Figure dataset records
- - - - - - -

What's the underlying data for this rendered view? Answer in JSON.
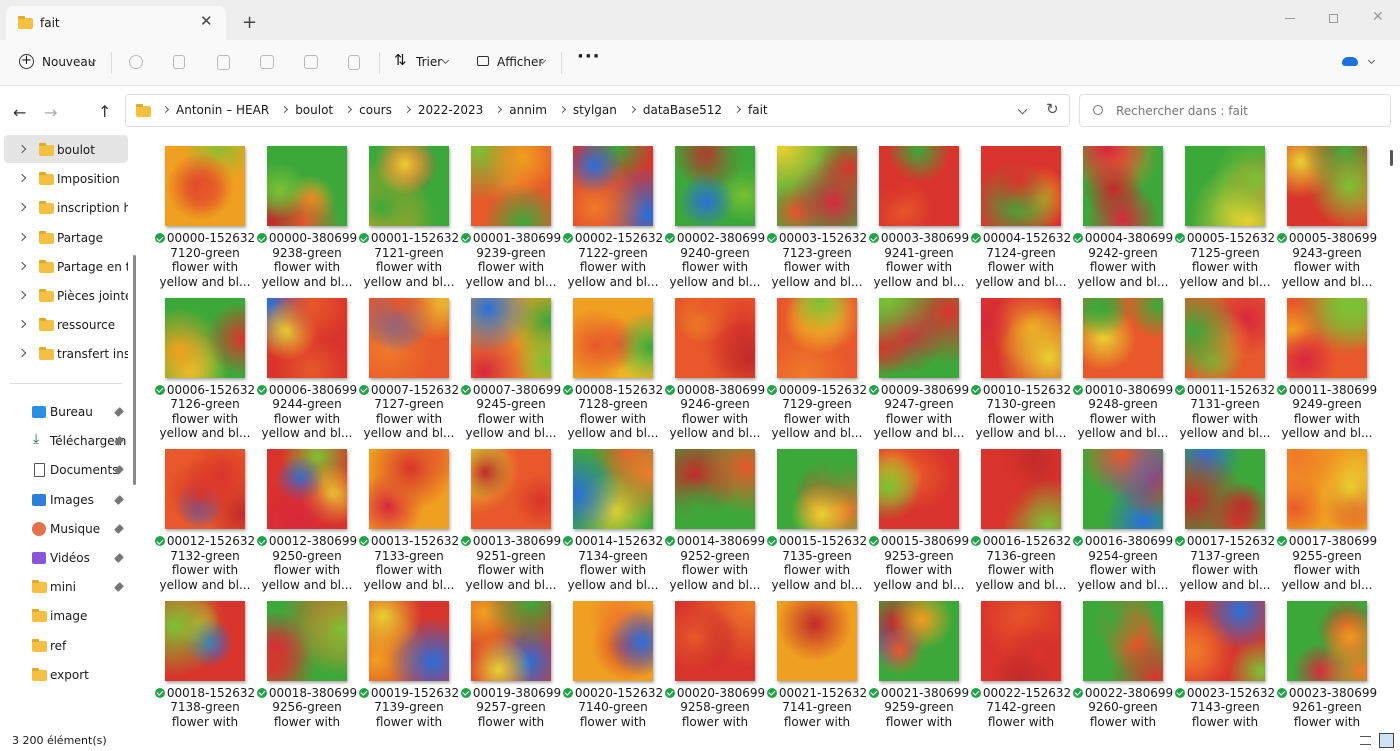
{
  "tab": {
    "title": "fait"
  },
  "toolbar": {
    "new": "Nouveau",
    "sort": "Trier",
    "view": "Afficher"
  },
  "address": {
    "path": [
      "Antonin – HEAR",
      "boulot",
      "cours",
      "2022-2023",
      "annim",
      "stylgan",
      "dataBase512",
      "fait"
    ]
  },
  "search": {
    "placeholder": "Rechercher dans : fait"
  },
  "sidebar": {
    "tree": [
      "boulot",
      "Imposition",
      "inscription hea",
      "Partage",
      "Partage en tou",
      "Pièces jointes",
      "ressource",
      "transfert insta"
    ],
    "quick": [
      "Bureau",
      "Téléchargem",
      "Documents",
      "Images",
      "Musique",
      "Vidéos",
      "mini",
      "image",
      "ref",
      "export"
    ]
  },
  "files": [
    [
      "00000-152632",
      "7120-green",
      "flower with",
      "yellow and bl..."
    ],
    [
      "00000-380699",
      "9238-green",
      "flower with",
      "yellow and bl..."
    ],
    [
      "00001-152632",
      "7121-green",
      "flower with",
      "yellow and bl..."
    ],
    [
      "00001-380699",
      "9239-green",
      "flower with",
      "yellow and bl..."
    ],
    [
      "00002-152632",
      "7122-green",
      "flower with",
      "yellow and bl..."
    ],
    [
      "00002-380699",
      "9240-green",
      "flower with",
      "yellow and bl..."
    ],
    [
      "00003-152632",
      "7123-green",
      "flower with",
      "yellow and bl..."
    ],
    [
      "00003-380699",
      "9241-green",
      "flower with",
      "yellow and bl..."
    ],
    [
      "00004-152632",
      "7124-green",
      "flower with",
      "yellow and bl..."
    ],
    [
      "00004-380699",
      "9242-green",
      "flower with",
      "yellow and bl..."
    ],
    [
      "00005-152632",
      "7125-green",
      "flower with",
      "yellow and bl..."
    ],
    [
      "00005-380699",
      "9243-green",
      "flower with",
      "yellow and bl..."
    ],
    [
      "00006-152632",
      "7126-green",
      "flower with",
      "yellow and bl..."
    ],
    [
      "00006-380699",
      "9244-green",
      "flower with",
      "yellow and bl..."
    ],
    [
      "00007-152632",
      "7127-green",
      "flower with",
      "yellow and bl..."
    ],
    [
      "00007-380699",
      "9245-green",
      "flower with",
      "yellow and bl..."
    ],
    [
      "00008-152632",
      "7128-green",
      "flower with",
      "yellow and bl..."
    ],
    [
      "00008-380699",
      "9246-green",
      "flower with",
      "yellow and bl..."
    ],
    [
      "00009-152632",
      "7129-green",
      "flower with",
      "yellow and bl..."
    ],
    [
      "00009-380699",
      "9247-green",
      "flower with",
      "yellow and bl..."
    ],
    [
      "00010-152632",
      "7130-green",
      "flower with",
      "yellow and bl..."
    ],
    [
      "00010-380699",
      "9248-green",
      "flower with",
      "yellow and bl..."
    ],
    [
      "00011-152632",
      "7131-green",
      "flower with",
      "yellow and bl..."
    ],
    [
      "00011-380699",
      "9249-green",
      "flower with",
      "yellow and bl..."
    ],
    [
      "00012-152632",
      "7132-green",
      "flower with",
      "yellow and bl..."
    ],
    [
      "00012-380699",
      "9250-green",
      "flower with",
      "yellow and bl..."
    ],
    [
      "00013-152632",
      "7133-green",
      "flower with",
      "yellow and bl..."
    ],
    [
      "00013-380699",
      "9251-green",
      "flower with",
      "yellow and bl..."
    ],
    [
      "00014-152632",
      "7134-green",
      "flower with",
      "yellow and bl..."
    ],
    [
      "00014-380699",
      "9252-green",
      "flower with",
      "yellow and bl..."
    ],
    [
      "00015-152632",
      "7135-green",
      "flower with",
      "yellow and bl..."
    ],
    [
      "00015-380699",
      "9253-green",
      "flower with",
      "yellow and bl..."
    ],
    [
      "00016-152632",
      "7136-green",
      "flower with",
      "yellow and bl..."
    ],
    [
      "00016-380699",
      "9254-green",
      "flower with",
      "yellow and bl..."
    ],
    [
      "00017-152632",
      "7137-green",
      "flower with",
      "yellow and bl..."
    ],
    [
      "00017-380699",
      "9255-green",
      "flower with",
      "yellow and bl..."
    ],
    [
      "00018-152632",
      "7138-green",
      "flower with"
    ],
    [
      "00018-380699",
      "9256-green",
      "flower with"
    ],
    [
      "00019-152632",
      "7139-green",
      "flower with"
    ],
    [
      "00019-380699",
      "9257-green",
      "flower with"
    ],
    [
      "00020-152632",
      "7140-green",
      "flower with"
    ],
    [
      "00020-380699",
      "9258-green",
      "flower with"
    ],
    [
      "00021-152632",
      "7141-green",
      "flower with"
    ],
    [
      "00021-380699",
      "9259-green",
      "flower with"
    ],
    [
      "00022-152632",
      "7142-green",
      "flower with"
    ],
    [
      "00022-380699",
      "9260-green",
      "flower with"
    ],
    [
      "00023-152632",
      "7143-green",
      "flower with"
    ],
    [
      "00023-380699",
      "9261-green",
      "flower with"
    ]
  ],
  "status": "3 200 élément(s)"
}
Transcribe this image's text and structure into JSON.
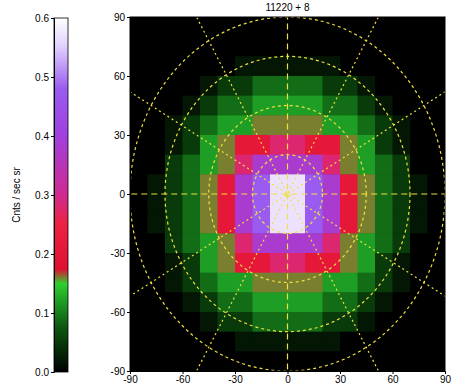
{
  "chart_data": {
    "type": "heatmap",
    "title": "11220 + 8",
    "x": [
      -85,
      -75,
      -65,
      -55,
      -45,
      -35,
      -25,
      -15,
      -5,
      5,
      15,
      25,
      35,
      45,
      55,
      65,
      75,
      85
    ],
    "y": [
      85,
      75,
      65,
      55,
      45,
      35,
      25,
      15,
      5,
      -5,
      -15,
      -25,
      -35,
      -45,
      -55,
      -65,
      -75,
      -85
    ],
    "z": [
      [
        0,
        0,
        0,
        0,
        0,
        0,
        0,
        0,
        0,
        0,
        0,
        0,
        0,
        0,
        0,
        0,
        0,
        0
      ],
      [
        0,
        0,
        0,
        0,
        0,
        0,
        0,
        0,
        0,
        0,
        0,
        0,
        0,
        0,
        0,
        0,
        0,
        0
      ],
      [
        0,
        0,
        0,
        0,
        0,
        0,
        0.02,
        0.02,
        0.02,
        0.02,
        0.02,
        0.02,
        0,
        0,
        0,
        0,
        0,
        0
      ],
      [
        0,
        0,
        0,
        0,
        0.02,
        0.05,
        0.05,
        0.09,
        0.09,
        0.09,
        0.09,
        0.05,
        0.05,
        0.02,
        0,
        0,
        0,
        0
      ],
      [
        0,
        0,
        0,
        0.02,
        0.05,
        0.09,
        0.09,
        0.12,
        0.12,
        0.12,
        0.12,
        0.09,
        0.09,
        0.05,
        0.02,
        0,
        0,
        0
      ],
      [
        0,
        0,
        0.02,
        0.05,
        0.09,
        0.12,
        0.12,
        0.16,
        0.16,
        0.16,
        0.16,
        0.12,
        0.12,
        0.09,
        0.05,
        0.02,
        0,
        0
      ],
      [
        0,
        0,
        0.02,
        0.05,
        0.12,
        0.16,
        0.21,
        0.21,
        0.28,
        0.28,
        0.21,
        0.21,
        0.16,
        0.12,
        0.05,
        0.02,
        0,
        0
      ],
      [
        0,
        0,
        0.05,
        0.09,
        0.12,
        0.16,
        0.28,
        0.38,
        0.38,
        0.38,
        0.38,
        0.28,
        0.16,
        0.12,
        0.09,
        0.05,
        0,
        0
      ],
      [
        0,
        0.02,
        0.05,
        0.09,
        0.16,
        0.21,
        0.38,
        0.48,
        0.57,
        0.57,
        0.48,
        0.38,
        0.21,
        0.16,
        0.09,
        0.05,
        0.02,
        0
      ],
      [
        0,
        0.02,
        0.05,
        0.09,
        0.16,
        0.21,
        0.38,
        0.48,
        0.57,
        0.57,
        0.48,
        0.38,
        0.21,
        0.16,
        0.09,
        0.05,
        0.02,
        0
      ],
      [
        0,
        0.02,
        0.05,
        0.09,
        0.16,
        0.21,
        0.38,
        0.48,
        0.57,
        0.57,
        0.48,
        0.38,
        0.21,
        0.16,
        0.09,
        0.05,
        0.02,
        0
      ],
      [
        0,
        0,
        0.05,
        0.09,
        0.12,
        0.16,
        0.28,
        0.38,
        0.38,
        0.38,
        0.38,
        0.28,
        0.16,
        0.12,
        0.09,
        0.05,
        0,
        0
      ],
      [
        0,
        0,
        0.02,
        0.05,
        0.12,
        0.16,
        0.21,
        0.21,
        0.28,
        0.28,
        0.21,
        0.21,
        0.16,
        0.12,
        0.05,
        0.02,
        0,
        0
      ],
      [
        0,
        0,
        0.02,
        0.05,
        0.09,
        0.12,
        0.12,
        0.16,
        0.16,
        0.16,
        0.16,
        0.12,
        0.12,
        0.09,
        0.05,
        0.02,
        0,
        0
      ],
      [
        0,
        0,
        0,
        0.02,
        0.05,
        0.09,
        0.09,
        0.12,
        0.12,
        0.12,
        0.12,
        0.09,
        0.09,
        0.05,
        0.02,
        0,
        0,
        0
      ],
      [
        0,
        0,
        0,
        0,
        0.02,
        0.05,
        0.05,
        0.09,
        0.09,
        0.09,
        0.09,
        0.05,
        0.05,
        0.02,
        0,
        0,
        0,
        0
      ],
      [
        0,
        0,
        0,
        0,
        0,
        0,
        0.02,
        0.02,
        0.02,
        0.02,
        0.02,
        0.02,
        0,
        0,
        0,
        0,
        0,
        0
      ],
      [
        0,
        0,
        0,
        0,
        0,
        0,
        0,
        0,
        0,
        0,
        0,
        0,
        0,
        0,
        0,
        0,
        0,
        0
      ]
    ],
    "xlim": [
      -90,
      90
    ],
    "ylim": [
      -90,
      90
    ],
    "xticks": [
      -90,
      -60,
      -30,
      0,
      30,
      60,
      90
    ],
    "yticks": [
      -90,
      -60,
      -30,
      0,
      30,
      60,
      90
    ],
    "grid": true,
    "grid_rings": [
      20,
      45,
      70,
      90
    ],
    "grid_spokes": [
      0,
      30,
      60,
      90,
      120,
      150
    ],
    "colorbar": {
      "label": "Cnts / sec sr",
      "range": [
        0,
        0.6
      ],
      "ticks": [
        {
          "value": 0,
          "label": "0.0"
        },
        0.1,
        0.2,
        0.3,
        0.4,
        0.5,
        0.6
      ]
    }
  }
}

- - - - - - -

Among the entries, how many lines include the word "fait"? Answer with a single number and nothing further.

> _Complete answer_
3